Exercise objective :: Copy each record exactly as it reads, leaving out any pictures it holds.

————

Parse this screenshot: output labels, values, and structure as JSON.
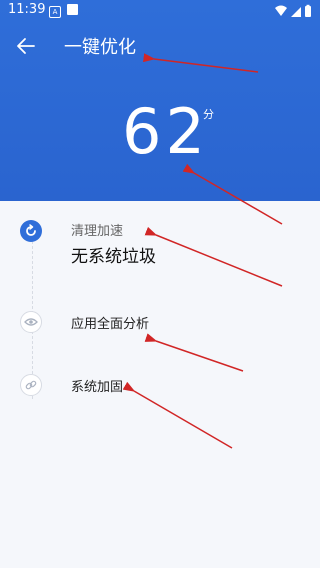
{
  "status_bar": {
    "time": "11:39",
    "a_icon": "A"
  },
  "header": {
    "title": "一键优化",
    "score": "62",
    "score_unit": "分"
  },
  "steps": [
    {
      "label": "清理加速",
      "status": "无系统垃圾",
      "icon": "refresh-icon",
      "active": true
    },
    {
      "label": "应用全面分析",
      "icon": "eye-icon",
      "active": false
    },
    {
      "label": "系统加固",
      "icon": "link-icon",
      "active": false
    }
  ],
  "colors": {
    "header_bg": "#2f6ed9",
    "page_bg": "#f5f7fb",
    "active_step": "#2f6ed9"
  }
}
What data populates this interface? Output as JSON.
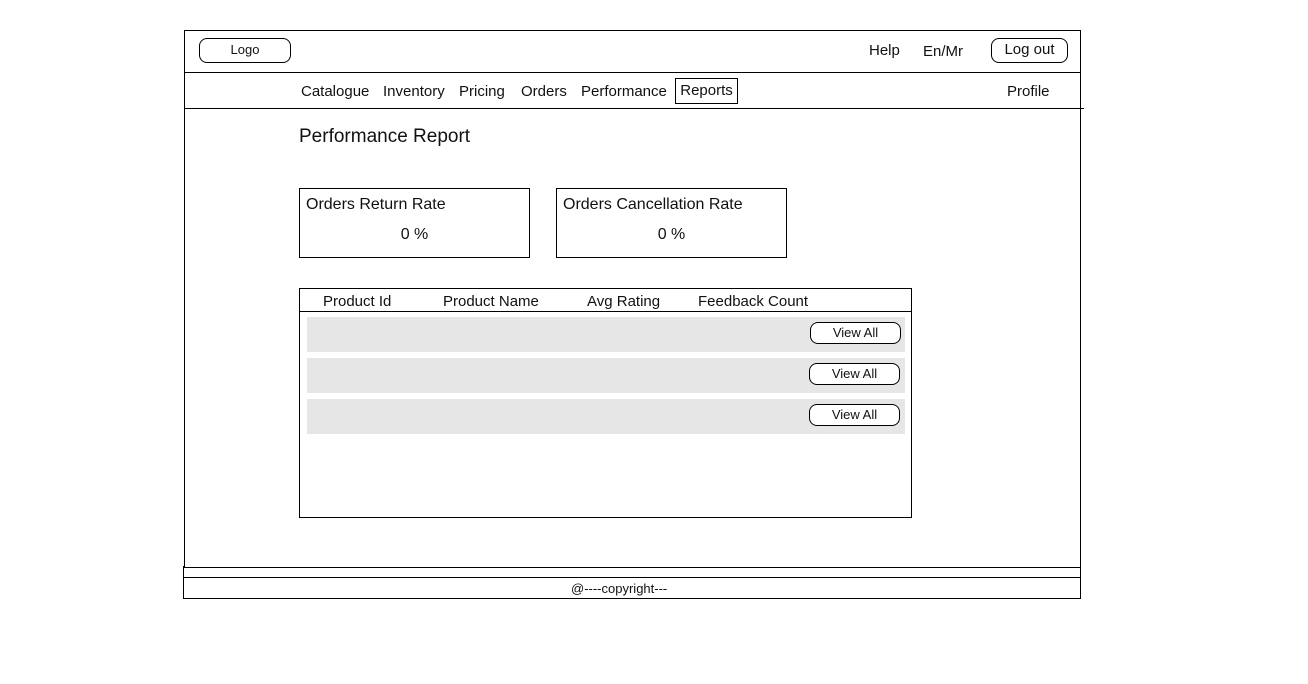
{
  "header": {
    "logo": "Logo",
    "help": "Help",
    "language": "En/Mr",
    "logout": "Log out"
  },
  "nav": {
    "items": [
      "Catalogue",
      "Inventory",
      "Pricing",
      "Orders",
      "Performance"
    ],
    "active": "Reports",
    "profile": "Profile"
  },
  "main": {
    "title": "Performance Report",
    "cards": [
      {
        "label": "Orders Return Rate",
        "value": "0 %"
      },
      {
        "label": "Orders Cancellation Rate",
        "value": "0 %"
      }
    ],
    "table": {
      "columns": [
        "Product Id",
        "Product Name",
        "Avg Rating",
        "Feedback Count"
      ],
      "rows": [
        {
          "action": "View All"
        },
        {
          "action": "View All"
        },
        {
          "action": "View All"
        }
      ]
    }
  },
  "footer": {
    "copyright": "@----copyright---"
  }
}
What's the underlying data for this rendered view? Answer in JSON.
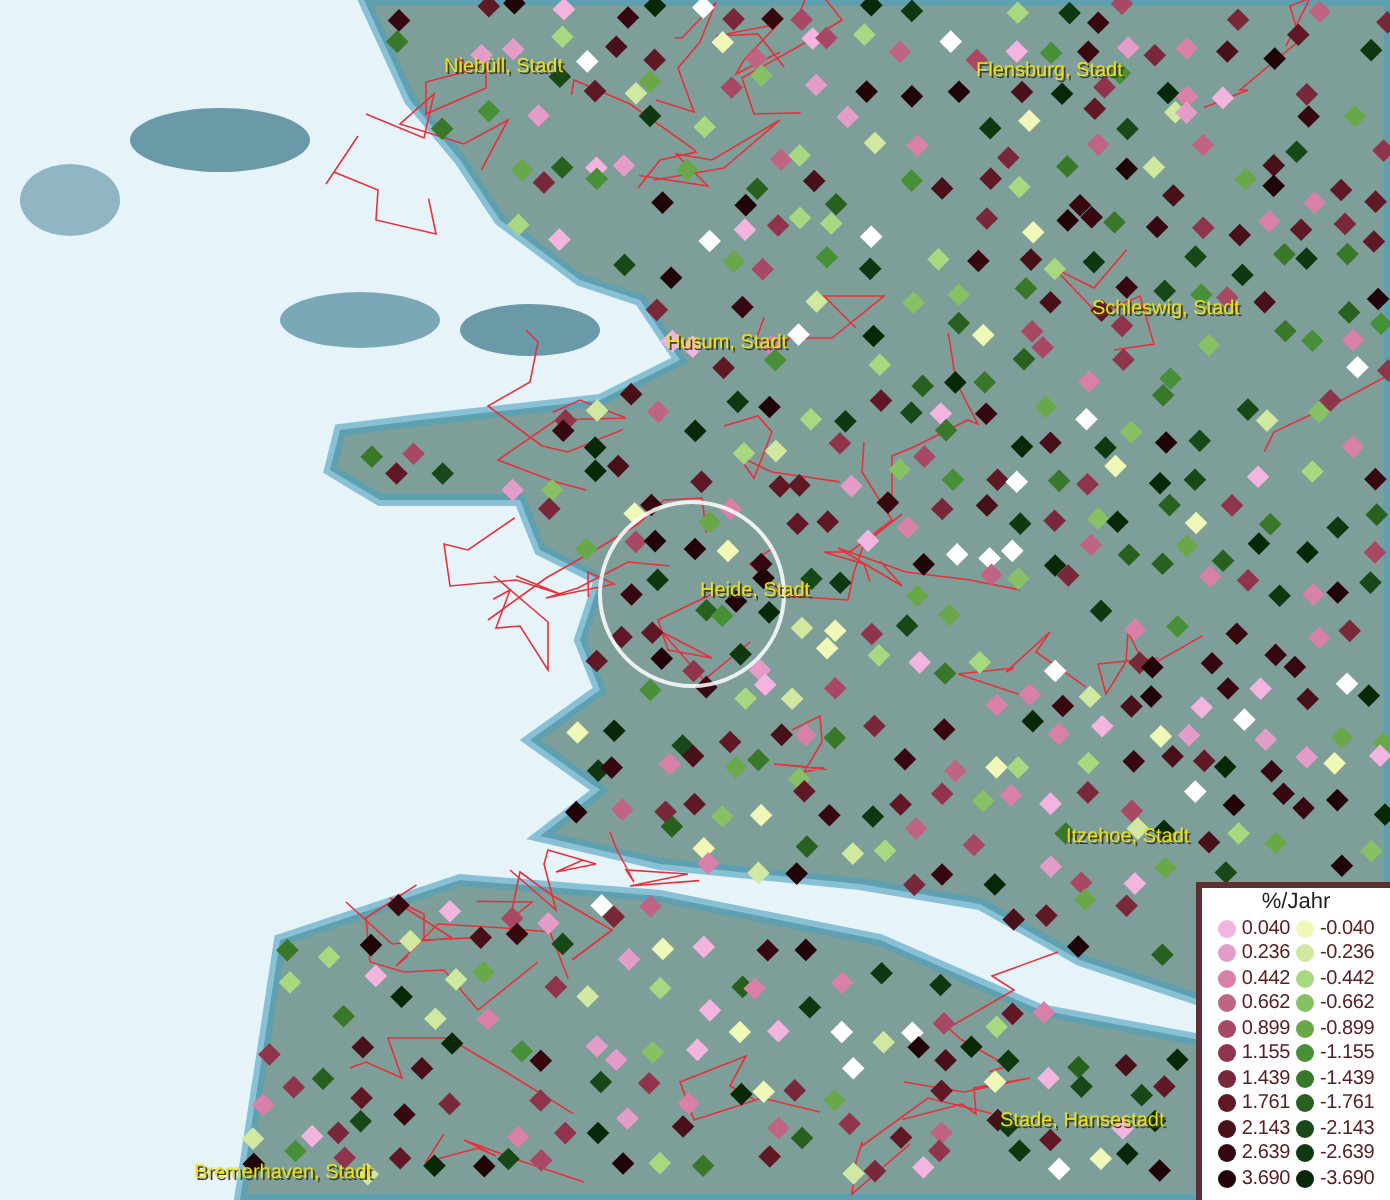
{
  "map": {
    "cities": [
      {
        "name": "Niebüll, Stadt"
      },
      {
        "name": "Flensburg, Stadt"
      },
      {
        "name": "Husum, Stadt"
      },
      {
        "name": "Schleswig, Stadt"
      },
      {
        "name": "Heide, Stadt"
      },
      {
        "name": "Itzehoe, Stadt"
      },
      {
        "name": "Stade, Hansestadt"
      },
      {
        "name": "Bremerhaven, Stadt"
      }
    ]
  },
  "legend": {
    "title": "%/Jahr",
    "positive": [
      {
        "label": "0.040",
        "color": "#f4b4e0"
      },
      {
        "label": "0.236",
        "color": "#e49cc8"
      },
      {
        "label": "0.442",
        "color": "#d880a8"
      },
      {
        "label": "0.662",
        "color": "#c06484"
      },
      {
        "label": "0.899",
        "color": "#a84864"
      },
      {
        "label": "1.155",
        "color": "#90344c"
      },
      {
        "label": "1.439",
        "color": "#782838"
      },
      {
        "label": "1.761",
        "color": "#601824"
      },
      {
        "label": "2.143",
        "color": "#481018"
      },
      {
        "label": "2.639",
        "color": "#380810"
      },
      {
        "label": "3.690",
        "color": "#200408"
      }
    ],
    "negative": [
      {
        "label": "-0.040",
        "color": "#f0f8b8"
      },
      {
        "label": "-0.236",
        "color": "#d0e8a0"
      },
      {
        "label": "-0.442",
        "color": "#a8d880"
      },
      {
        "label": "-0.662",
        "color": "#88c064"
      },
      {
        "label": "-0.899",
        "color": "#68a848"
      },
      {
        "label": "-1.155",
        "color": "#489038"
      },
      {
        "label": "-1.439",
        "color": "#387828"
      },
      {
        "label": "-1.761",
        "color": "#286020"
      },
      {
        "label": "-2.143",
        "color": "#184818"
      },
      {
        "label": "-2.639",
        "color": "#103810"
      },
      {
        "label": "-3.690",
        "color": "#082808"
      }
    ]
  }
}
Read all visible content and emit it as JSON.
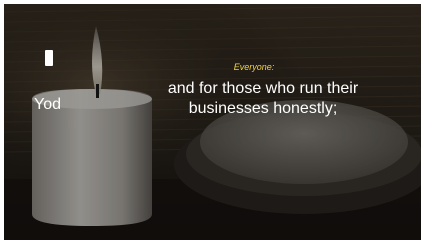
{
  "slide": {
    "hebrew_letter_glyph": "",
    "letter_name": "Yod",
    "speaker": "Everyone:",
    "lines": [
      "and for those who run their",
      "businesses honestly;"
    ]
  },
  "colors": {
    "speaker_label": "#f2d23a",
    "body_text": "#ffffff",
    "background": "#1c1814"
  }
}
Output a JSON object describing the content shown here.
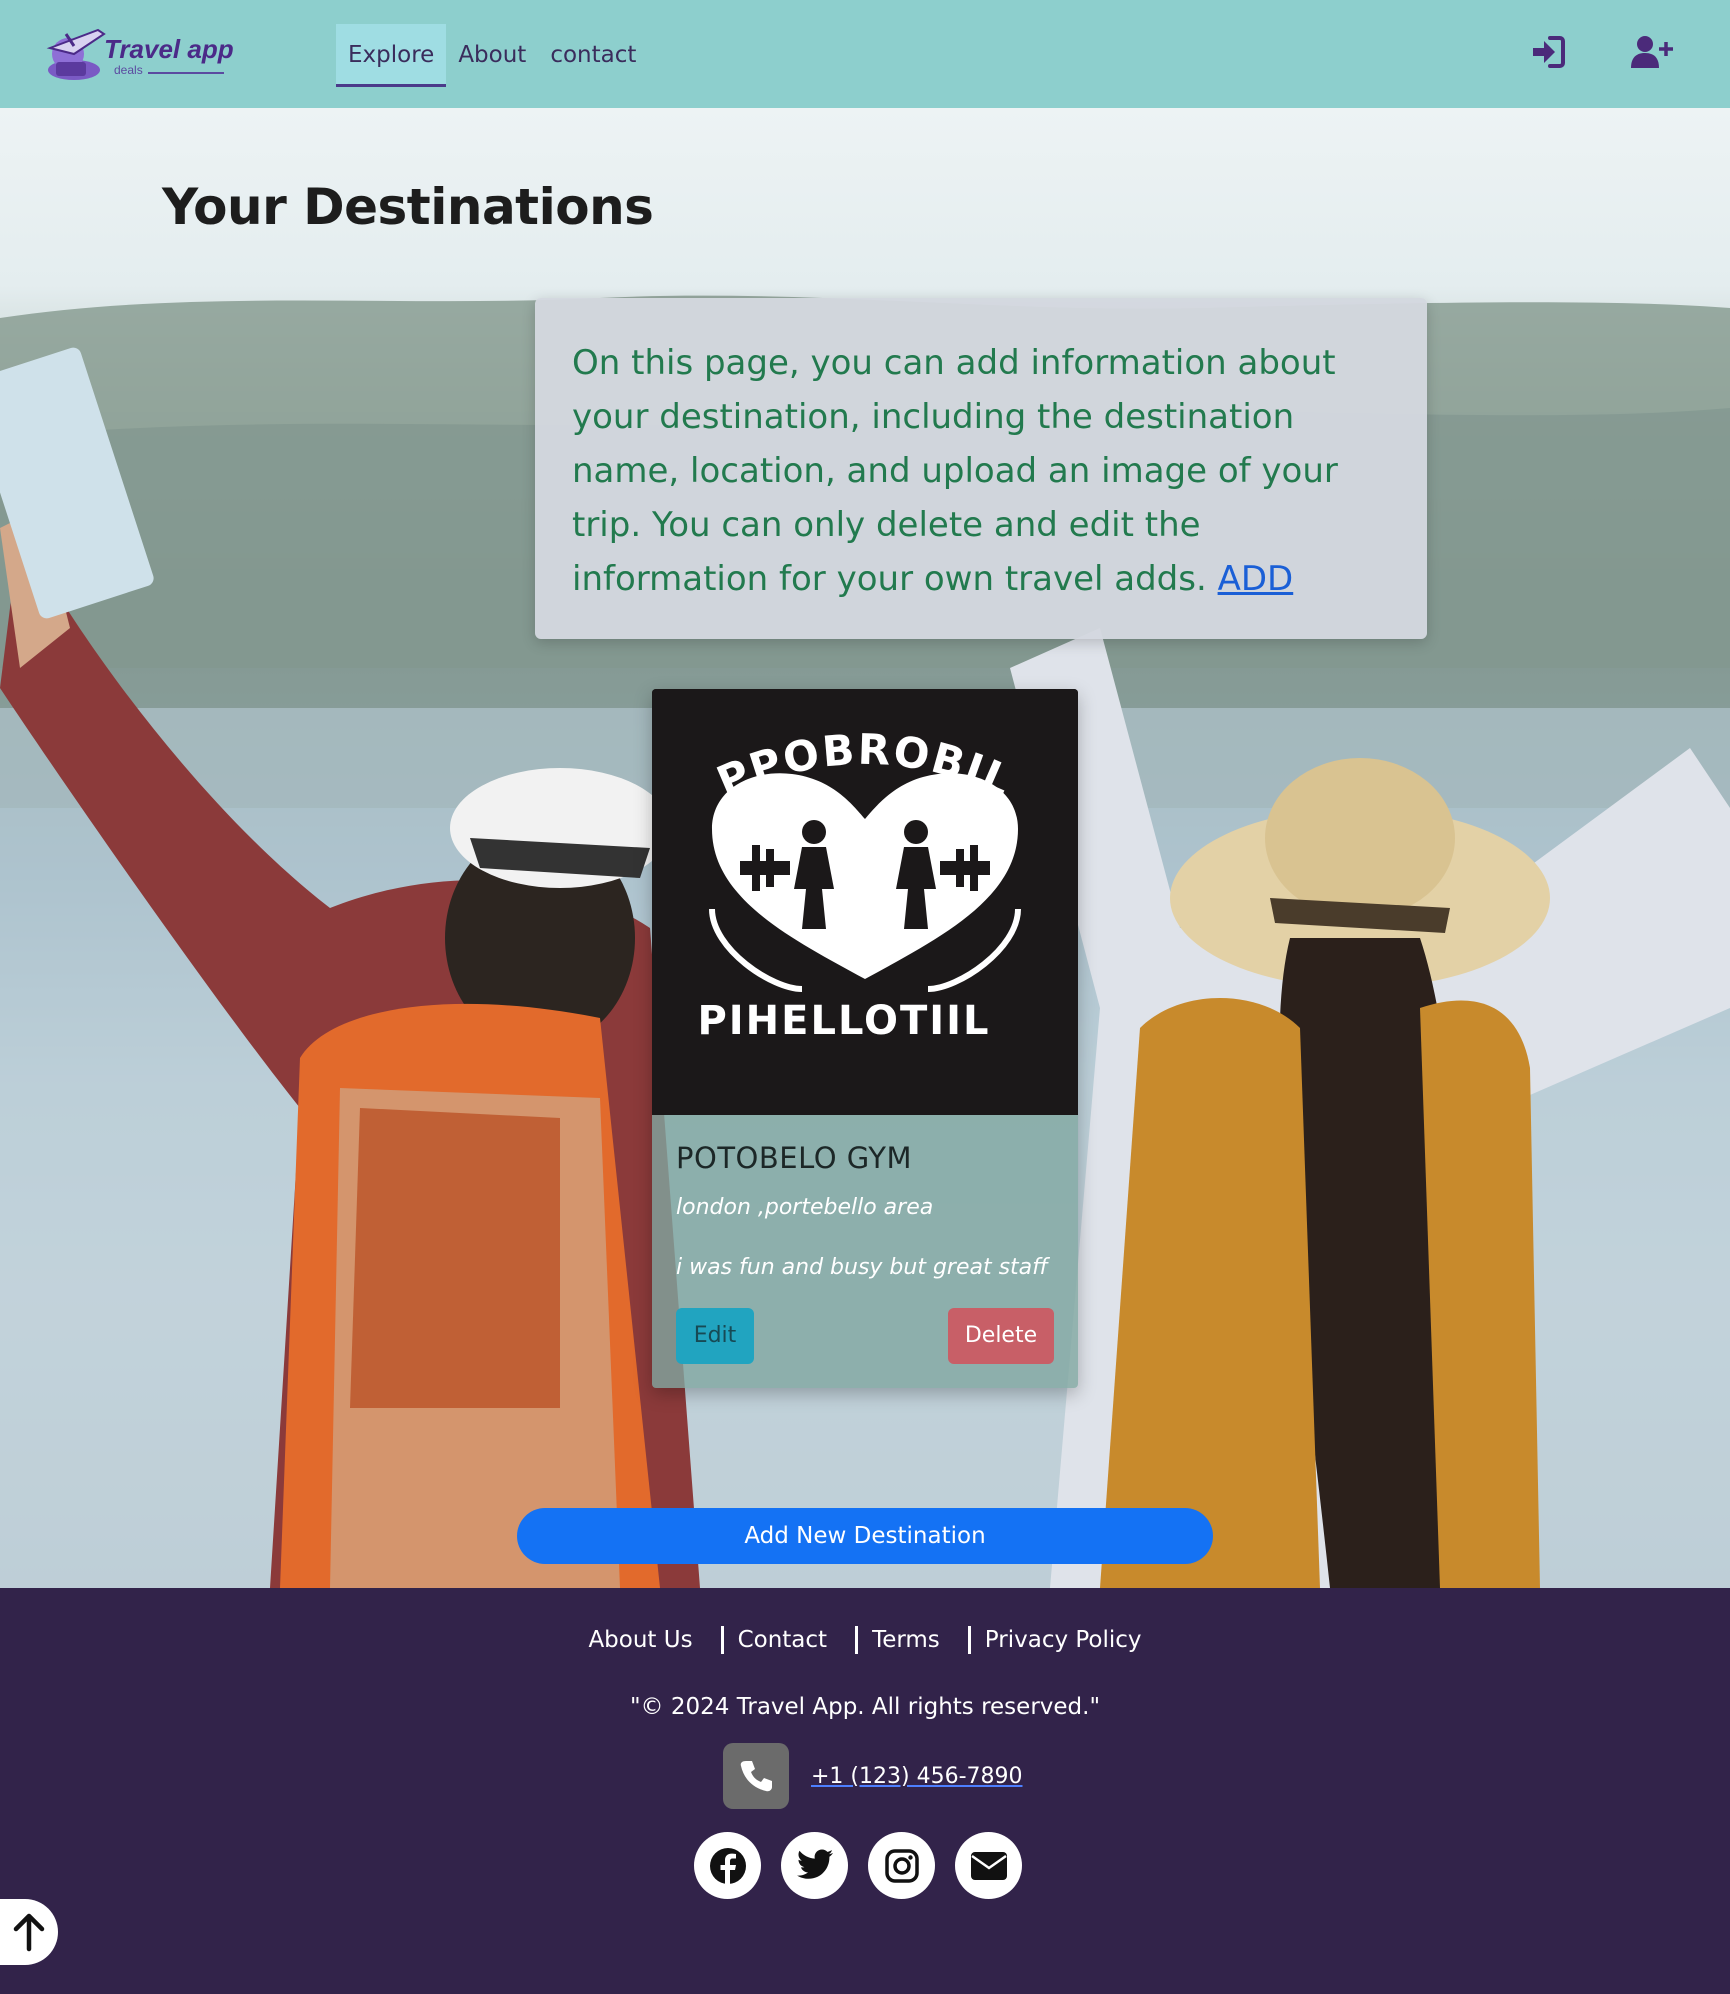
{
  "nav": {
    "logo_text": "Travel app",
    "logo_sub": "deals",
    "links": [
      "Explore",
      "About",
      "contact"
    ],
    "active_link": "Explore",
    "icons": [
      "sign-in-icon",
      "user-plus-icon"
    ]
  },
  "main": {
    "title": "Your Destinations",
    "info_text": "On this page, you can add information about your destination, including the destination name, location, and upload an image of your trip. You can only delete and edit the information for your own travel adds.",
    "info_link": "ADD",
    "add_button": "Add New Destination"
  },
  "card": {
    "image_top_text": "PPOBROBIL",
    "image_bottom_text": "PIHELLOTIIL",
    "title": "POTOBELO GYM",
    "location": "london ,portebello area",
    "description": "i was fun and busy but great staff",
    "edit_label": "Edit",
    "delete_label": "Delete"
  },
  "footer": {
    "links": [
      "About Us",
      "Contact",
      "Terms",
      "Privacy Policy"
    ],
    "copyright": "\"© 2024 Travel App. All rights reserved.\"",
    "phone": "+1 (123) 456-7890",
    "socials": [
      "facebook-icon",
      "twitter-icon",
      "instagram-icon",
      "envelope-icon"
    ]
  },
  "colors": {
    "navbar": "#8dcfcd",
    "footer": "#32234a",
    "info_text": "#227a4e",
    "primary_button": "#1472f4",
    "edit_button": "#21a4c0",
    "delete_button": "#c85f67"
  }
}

————

Written reply ::
Parse this screenshot: output labels, values, and structure as JSON.
{
  "status_bar": {
    "time": "11:39",
    "a_icon": "A"
  },
  "header": {
    "title": "一键优化",
    "score": "62",
    "score_unit": "分"
  },
  "steps": [
    {
      "label": "清理加速",
      "status": "无系统垃圾",
      "icon": "refresh-icon",
      "active": true
    },
    {
      "label": "应用全面分析",
      "icon": "eye-icon",
      "active": false
    },
    {
      "label": "系统加固",
      "icon": "link-icon",
      "active": false
    }
  ],
  "colors": {
    "header_bg": "#2f6ed9",
    "page_bg": "#f5f7fb",
    "active_step": "#2f6ed9"
  }
}
What data populates this interface? Output as JSON.
{
  "header": {
    "logo": "Logo",
    "help": "Help",
    "language": "En/Mr",
    "logout": "Log out"
  },
  "nav": {
    "items": [
      "Catalogue",
      "Inventory",
      "Pricing",
      "Orders",
      "Performance"
    ],
    "active": "Reports",
    "profile": "Profile"
  },
  "main": {
    "title": "Performance Report",
    "cards": [
      {
        "label": "Orders Return Rate",
        "value": "0 %"
      },
      {
        "label": "Orders Cancellation Rate",
        "value": "0 %"
      }
    ],
    "table": {
      "columns": [
        "Product Id",
        "Product Name",
        "Avg Rating",
        "Feedback Count"
      ],
      "rows": [
        {
          "action": "View All"
        },
        {
          "action": "View All"
        },
        {
          "action": "View All"
        }
      ]
    }
  },
  "footer": {
    "copyright": "@----copyright---"
  }
}
What's the underlying data for this rendered view? Answer in JSON.
{
  "map": {
    "cities": [
      {
        "name": "Niebüll, Stadt"
      },
      {
        "name": "Flensburg, Stadt"
      },
      {
        "name": "Husum, Stadt"
      },
      {
        "name": "Schleswig, Stadt"
      },
      {
        "name": "Heide, Stadt"
      },
      {
        "name": "Itzehoe, Stadt"
      },
      {
        "name": "Stade, Hansestadt"
      },
      {
        "name": "Bremerhaven, Stadt"
      }
    ]
  },
  "legend": {
    "title": "%/Jahr",
    "positive": [
      {
        "label": "0.040",
        "color": "#f4b4e0"
      },
      {
        "label": "0.236",
        "color": "#e49cc8"
      },
      {
        "label": "0.442",
        "color": "#d880a8"
      },
      {
        "label": "0.662",
        "color": "#c06484"
      },
      {
        "label": "0.899",
        "color": "#a84864"
      },
      {
        "label": "1.155",
        "color": "#90344c"
      },
      {
        "label": "1.439",
        "color": "#782838"
      },
      {
        "label": "1.761",
        "color": "#601824"
      },
      {
        "label": "2.143",
        "color": "#481018"
      },
      {
        "label": "2.639",
        "color": "#380810"
      },
      {
        "label": "3.690",
        "color": "#200408"
      }
    ],
    "negative": [
      {
        "label": "-0.040",
        "color": "#f0f8b8"
      },
      {
        "label": "-0.236",
        "color": "#d0e8a0"
      },
      {
        "label": "-0.442",
        "color": "#a8d880"
      },
      {
        "label": "-0.662",
        "color": "#88c064"
      },
      {
        "label": "-0.899",
        "color": "#68a848"
      },
      {
        "label": "-1.155",
        "color": "#489038"
      },
      {
        "label": "-1.439",
        "color": "#387828"
      },
      {
        "label": "-1.761",
        "color": "#286020"
      },
      {
        "label": "-2.143",
        "color": "#184818"
      },
      {
        "label": "-2.639",
        "color": "#103810"
      },
      {
        "label": "-3.690",
        "color": "#082808"
      }
    ]
  }
}
Read all visible content and emit it as JSON.
{
  "slide": {
    "hebrew_letter_glyph": "",
    "letter_name": "Yod",
    "speaker": "Everyone:",
    "lines": [
      "and for those who run their",
      "businesses honestly;"
    ]
  },
  "colors": {
    "speaker_label": "#f2d23a",
    "body_text": "#ffffff",
    "background": "#1c1814"
  }
}
Output a JSON object describing the content shown here.
{
  "nav": {
    "logo_text": "Travel app",
    "logo_sub": "deals",
    "links": [
      "Explore",
      "About",
      "contact"
    ],
    "active_link": "Explore",
    "icons": [
      "sign-in-icon",
      "user-plus-icon"
    ]
  },
  "main": {
    "title": "Your Destinations",
    "info_text": "On this page, you can add information about your destination, including the destination name, location, and upload an image of your trip. You can only delete and edit the information for your own travel adds.",
    "info_link": "ADD",
    "add_button": "Add New Destination"
  },
  "card": {
    "image_top_text": "PPOBROBIL",
    "image_bottom_text": "PIHELLOTIIL",
    "title": "POTOBELO GYM",
    "location": "london ,portebello area",
    "description": "i was fun and busy but great staff",
    "edit_label": "Edit",
    "delete_label": "Delete"
  },
  "footer": {
    "links": [
      "About Us",
      "Contact",
      "Terms",
      "Privacy Policy"
    ],
    "copyright": "\"© 2024 Travel App. All rights reserved.\"",
    "phone": "+1 (123) 456-7890",
    "socials": [
      "facebook-icon",
      "twitter-icon",
      "instagram-icon",
      "envelope-icon"
    ]
  },
  "colors": {
    "navbar": "#8dcfcd",
    "footer": "#32234a",
    "info_text": "#227a4e",
    "primary_button": "#1472f4",
    "edit_button": "#21a4c0",
    "delete_button": "#c85f67"
  }
}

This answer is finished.